> [Work to complete]: Print each of the entries exactly, leaving nothing out.

◇ ◇ ◇

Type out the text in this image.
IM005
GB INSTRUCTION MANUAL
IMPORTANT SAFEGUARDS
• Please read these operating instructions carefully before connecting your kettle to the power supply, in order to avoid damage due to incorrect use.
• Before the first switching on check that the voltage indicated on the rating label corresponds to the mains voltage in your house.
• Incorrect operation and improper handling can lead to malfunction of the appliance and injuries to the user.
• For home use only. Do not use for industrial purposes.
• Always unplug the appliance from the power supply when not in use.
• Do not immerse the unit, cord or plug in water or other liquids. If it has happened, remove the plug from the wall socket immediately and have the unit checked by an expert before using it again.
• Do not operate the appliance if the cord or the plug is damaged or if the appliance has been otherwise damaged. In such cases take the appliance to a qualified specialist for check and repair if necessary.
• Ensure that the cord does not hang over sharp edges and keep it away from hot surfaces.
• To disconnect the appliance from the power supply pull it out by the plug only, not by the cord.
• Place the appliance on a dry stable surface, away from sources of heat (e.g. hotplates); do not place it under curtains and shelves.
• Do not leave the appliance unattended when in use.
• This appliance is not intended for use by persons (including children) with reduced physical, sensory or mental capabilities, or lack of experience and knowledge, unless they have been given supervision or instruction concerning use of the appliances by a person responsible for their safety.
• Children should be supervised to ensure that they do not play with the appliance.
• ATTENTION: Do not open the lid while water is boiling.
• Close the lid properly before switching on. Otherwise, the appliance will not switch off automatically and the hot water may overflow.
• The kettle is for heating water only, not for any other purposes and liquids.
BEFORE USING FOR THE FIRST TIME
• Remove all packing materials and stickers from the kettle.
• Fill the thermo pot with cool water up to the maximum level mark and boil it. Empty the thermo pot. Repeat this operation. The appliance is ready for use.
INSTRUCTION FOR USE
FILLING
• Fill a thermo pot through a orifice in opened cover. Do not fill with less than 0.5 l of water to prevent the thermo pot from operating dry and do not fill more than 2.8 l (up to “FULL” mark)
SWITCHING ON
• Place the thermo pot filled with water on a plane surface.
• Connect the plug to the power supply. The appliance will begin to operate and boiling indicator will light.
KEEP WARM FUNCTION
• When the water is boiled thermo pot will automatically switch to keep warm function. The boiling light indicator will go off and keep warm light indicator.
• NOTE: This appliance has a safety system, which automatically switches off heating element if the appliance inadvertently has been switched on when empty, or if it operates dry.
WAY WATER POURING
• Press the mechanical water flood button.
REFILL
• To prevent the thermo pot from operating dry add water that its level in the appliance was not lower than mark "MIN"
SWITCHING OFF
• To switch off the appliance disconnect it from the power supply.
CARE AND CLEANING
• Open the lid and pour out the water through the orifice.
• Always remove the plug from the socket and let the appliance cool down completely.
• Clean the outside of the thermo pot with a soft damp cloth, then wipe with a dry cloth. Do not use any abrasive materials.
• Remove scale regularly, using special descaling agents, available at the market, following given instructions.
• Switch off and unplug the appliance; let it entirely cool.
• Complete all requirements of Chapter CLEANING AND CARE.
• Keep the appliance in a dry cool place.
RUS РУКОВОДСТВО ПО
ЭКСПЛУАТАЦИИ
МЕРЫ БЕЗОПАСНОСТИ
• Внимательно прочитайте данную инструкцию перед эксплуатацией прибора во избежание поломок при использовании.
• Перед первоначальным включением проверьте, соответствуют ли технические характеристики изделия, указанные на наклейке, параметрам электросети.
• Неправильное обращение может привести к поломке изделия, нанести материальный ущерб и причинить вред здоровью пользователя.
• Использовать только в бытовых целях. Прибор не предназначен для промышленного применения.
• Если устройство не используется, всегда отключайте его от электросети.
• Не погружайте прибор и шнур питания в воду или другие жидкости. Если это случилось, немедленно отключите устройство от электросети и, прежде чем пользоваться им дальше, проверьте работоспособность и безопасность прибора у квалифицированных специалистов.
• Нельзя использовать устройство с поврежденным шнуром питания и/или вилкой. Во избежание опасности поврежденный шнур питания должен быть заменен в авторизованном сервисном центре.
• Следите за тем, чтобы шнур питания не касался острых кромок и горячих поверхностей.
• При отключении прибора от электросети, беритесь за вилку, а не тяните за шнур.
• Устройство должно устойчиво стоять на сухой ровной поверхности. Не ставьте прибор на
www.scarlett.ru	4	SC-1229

◇ ◇ ◇

> [Answer]:
Type out the text in this image.
IM005
GB INSTRUCTION MANUAL
IMPORTANT SAFEGUARDS
• Please read these operating instructions carefully before connecting your kettle to the power supply, in order to avoid damage due to incorrect use.
• Before the first switching on check that the voltage indicated on the rating label corresponds to the mains voltage in your house.
• Incorrect operation and improper handling can lead to malfunction of the appliance and injuries to the user.
• For home use only. Do not use for industrial purposes.
• Always unplug the appliance from the power supply when not in use.
• Do not immerse the unit, cord or plug in water or other liquids. If it has happened, remove the plug from the wall socket immediately and have the unit checked by an expert before using it again.
• Do not operate the appliance if the cord or the plug is damaged or if the appliance has been otherwise damaged. In such cases take the appliance to a qualified specialist for check and repair if necessary.
• Ensure that the cord does not hang over sharp edges and keep it away from hot surfaces.
• To disconnect the appliance from the power supply pull it out by the plug only, not by the cord.
• Place the appliance on a dry stable surface, away from sources of heat (e.g. hotplates); do not place it under curtains and shelves.
• Do not leave the appliance unattended when in use.
• This appliance is not intended for use by persons (including children) with reduced physical, sensory or mental capabilities, or lack of experience and knowledge, unless they have been given supervision or instruction concerning use of the appliances by a person responsible for their safety.
• Children should be supervised to ensure that they do not play with the appliance.
• ATTENTION: Do not open the lid while water is boiling.
• Close the lid properly before switching on. Otherwise, the appliance will not switch off automatically and the hot water may overflow.
• The kettle is for heating water only, not for any other purposes and liquids.
BEFORE USING FOR THE FIRST TIME
• Remove all packing materials and stickers from the kettle.
• Fill the thermo pot with cool water up to the maximum level mark and boil it. Empty the thermo pot. Repeat this operation. The appliance is ready for use.
INSTRUCTION FOR USE
FILLING
• Fill a thermo pot through a orifice in opened cover. Do not fill with less than 0.5 l of water to prevent the thermo pot from operating dry and do not fill more than 2.8 l (up to “FULL” mark)
SWITCHING ON
• Place the thermo pot filled with water on a plane surface.
• Connect the plug to the power supply. The appliance will begin to operate and boiling indicator will light.
KEEP WARM FUNCTION
• When the water is boiled thermo pot will automatically switch to keep warm function. The boiling light indicator will go off and keep warm light indicator.
• NOTE: This appliance has a safety system, which automatically switches off heating element if the appliance inadvertently has been switched on when empty, or if it operates dry.
WAY WATER POURING
• Press the mechanical water flood button.
REFILL
• To prevent the thermo pot from operating dry add water that its level in the appliance was not lower than mark "MIN"
SWITCHING OFF
• To switch off the appliance disconnect it from the power supply.
CARE AND CLEANING
• Open the lid and pour out the water through the orifice.
• Always remove the plug from the socket and let the appliance cool down completely.
• Clean the outside of the thermo pot with a soft damp cloth, then wipe with a dry cloth. Do not use any abrasive materials.
• Remove scale regularly, using special descaling agents, available at the market, following given instructions.
• Switch off and unplug the appliance; let it entirely cool.
• Complete all requirements of Chapter CLEANING AND CARE.
• Keep the appliance in a dry cool place.
RUS РУКОВОДСТВО ПО
ЭКСПЛУАТАЦИИ
МЕРЫ БЕЗОПАСНОСТИ
• Внимательно прочитайте данную инструкцию перед эксплуатацией прибора во избежание поломок при использовании.
• Перед первоначальным включением проверьте, соответствуют ли технические характеристики изделия, указанные на наклейке, параметрам электросети.
• Неправильное обращение может привести к поломке изделия, нанести материальный ущерб и причинить вред здоровью пользователя.
• Использовать только в бытовых целях. Прибор не предназначен для промышленного применения.
• Если устройство не используется, всегда отключайте его от электросети.
• Не погружайте прибор и шнур питания в воду или другие жидкости. Если это случилось, немедленно отключите устройство от электросети и, прежде чем пользоваться им дальше, проверьте работоспособность и безопасность прибора у квалифицированных специалистов.
• Нельзя использовать устройство с поврежденным шнуром питания и/или вилкой. Во избежание опасности поврежденный шнур питания должен быть заменен в авторизованном сервисном центре.
• Следите за тем, чтобы шнур питания не касался острых кромок и горячих поверхностей.
• При отключении прибора от электросети, беритесь за вилку, а не тяните за шнур.
• Устройство должно устойчиво стоять на сухой ровной поверхности. Не ставьте прибор на
www.scarlett.ru	4	SC-1229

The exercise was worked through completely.